### DATA ENTRIES
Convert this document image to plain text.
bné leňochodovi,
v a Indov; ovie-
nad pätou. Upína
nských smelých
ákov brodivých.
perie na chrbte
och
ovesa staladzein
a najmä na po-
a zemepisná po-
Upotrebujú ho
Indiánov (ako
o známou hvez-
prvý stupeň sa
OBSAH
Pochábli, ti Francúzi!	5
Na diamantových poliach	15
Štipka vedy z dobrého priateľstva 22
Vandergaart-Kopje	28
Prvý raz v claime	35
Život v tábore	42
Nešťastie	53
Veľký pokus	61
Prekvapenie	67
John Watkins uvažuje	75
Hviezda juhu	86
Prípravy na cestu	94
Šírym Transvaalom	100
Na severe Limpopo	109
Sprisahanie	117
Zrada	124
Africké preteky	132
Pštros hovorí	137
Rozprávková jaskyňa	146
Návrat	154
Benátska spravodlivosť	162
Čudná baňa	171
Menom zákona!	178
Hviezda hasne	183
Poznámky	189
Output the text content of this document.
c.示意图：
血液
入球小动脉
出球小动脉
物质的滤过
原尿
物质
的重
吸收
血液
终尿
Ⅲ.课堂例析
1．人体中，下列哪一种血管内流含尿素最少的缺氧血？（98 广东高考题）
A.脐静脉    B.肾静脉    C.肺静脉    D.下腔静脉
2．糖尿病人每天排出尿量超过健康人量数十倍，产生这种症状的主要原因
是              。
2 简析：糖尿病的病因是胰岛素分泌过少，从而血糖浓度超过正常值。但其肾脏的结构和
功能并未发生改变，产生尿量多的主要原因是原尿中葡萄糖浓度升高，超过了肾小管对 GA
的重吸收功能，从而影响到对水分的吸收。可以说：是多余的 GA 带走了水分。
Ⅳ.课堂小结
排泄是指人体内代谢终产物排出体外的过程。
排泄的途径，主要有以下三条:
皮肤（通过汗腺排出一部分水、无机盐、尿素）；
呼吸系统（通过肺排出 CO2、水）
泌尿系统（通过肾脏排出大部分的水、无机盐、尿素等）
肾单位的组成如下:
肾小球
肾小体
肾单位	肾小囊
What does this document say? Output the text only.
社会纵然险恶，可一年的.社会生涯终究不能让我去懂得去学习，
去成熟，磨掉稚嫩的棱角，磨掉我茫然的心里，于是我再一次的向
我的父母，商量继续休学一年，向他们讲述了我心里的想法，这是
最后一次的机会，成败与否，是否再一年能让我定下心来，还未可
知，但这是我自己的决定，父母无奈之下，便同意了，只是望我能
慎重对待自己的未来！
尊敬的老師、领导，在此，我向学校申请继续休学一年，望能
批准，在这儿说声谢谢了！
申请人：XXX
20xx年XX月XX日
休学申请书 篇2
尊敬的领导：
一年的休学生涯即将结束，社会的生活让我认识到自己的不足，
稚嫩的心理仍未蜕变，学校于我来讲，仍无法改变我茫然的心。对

### WHAT THE TASK REQUIRES
Return every entry verbatim.

### EXPECTED ANSWER
Convert this document image to plain text.
bné leňochodovi,
v a Indov; ovie-
nad pätou. Upína
nských smelých
ákov brodivých.
perie na chrbte
och
ovesa staladzein
a najmä na po-
a zemepisná po-
Upotrebujú ho
Indiánov (ako
o známou hvez-
prvý stupeň sa
OBSAH
Pochábli, ti Francúzi!	5
Na diamantových poliach	15
Štipka vedy z dobrého priateľstva 22
Vandergaart-Kopje	28
Prvý raz v claime	35
Život v tábore	42
Nešťastie	53
Veľký pokus	61
Prekvapenie	67
John Watkins uvažuje	75
Hviezda juhu	86
Prípravy na cestu	94
Šírym Transvaalom	100
Na severe Limpopo	109
Sprisahanie	117
Zrada	124
Africké preteky	132
Pštros hovorí	137
Rozprávková jaskyňa	146
Návrat	154
Benátska spravodlivosť	162
Čudná baňa	171
Menom zákona!	178
Hviezda hasne	183
Poznámky	189
Output the text content of this document.
c.示意图：
血液
入球小动脉
出球小动脉
物质的滤过
原尿
物质
的重
吸收
血液
终尿
Ⅲ.课堂例析
1．人体中，下列哪一种血管内流含尿素最少的缺氧血？（98 广东高考题）
A.脐静脉    B.肾静脉    C.肺静脉    D.下腔静脉
2．糖尿病人每天排出尿量超过健康人量数十倍，产生这种症状的主要原因
是              。
2 简析：糖尿病的病因是胰岛素分泌过少，从而血糖浓度超过正常值。但其肾脏的结构和
功能并未发生改变，产生尿量多的主要原因是原尿中葡萄糖浓度升高，超过了肾小管对 GA
的重吸收功能，从而影响到对水分的吸收。可以说：是多余的 GA 带走了水分。
Ⅳ.课堂小结
排泄是指人体内代谢终产物排出体外的过程。
排泄的途径，主要有以下三条:
皮肤（通过汗腺排出一部分水、无机盐、尿素）；
呼吸系统（通过肺排出 CO2、水）
泌尿系统（通过肾脏排出大部分的水、无机盐、尿素等）
肾单位的组成如下:
肾小球
肾小体
肾单位	肾小囊
What does this document say? Output the text only.
社会纵然险恶，可一年的.社会生涯终究不能让我去懂得去学习，
去成熟，磨掉稚嫩的棱角，磨掉我茫然的心里，于是我再一次的向
我的父母，商量继续休学一年，向他们讲述了我心里的想法，这是
最后一次的机会，成败与否，是否再一年能让我定下心来，还未可
知，但这是我自己的决定，父母无奈之下，便同意了，只是望我能
慎重对待自己的未来！
尊敬的老師、领导，在此，我向学校申请继续休学一年，望能
批准，在这儿说声谢谢了！
申请人：XXX
20xx年XX月XX日
休学申请书 篇2
尊敬的领导：
一年的休学生涯即将结束，社会的生活让我认识到自己的不足，
稚嫩的心理仍未蜕变，学校于我来讲，仍无法改变我茫然的心。对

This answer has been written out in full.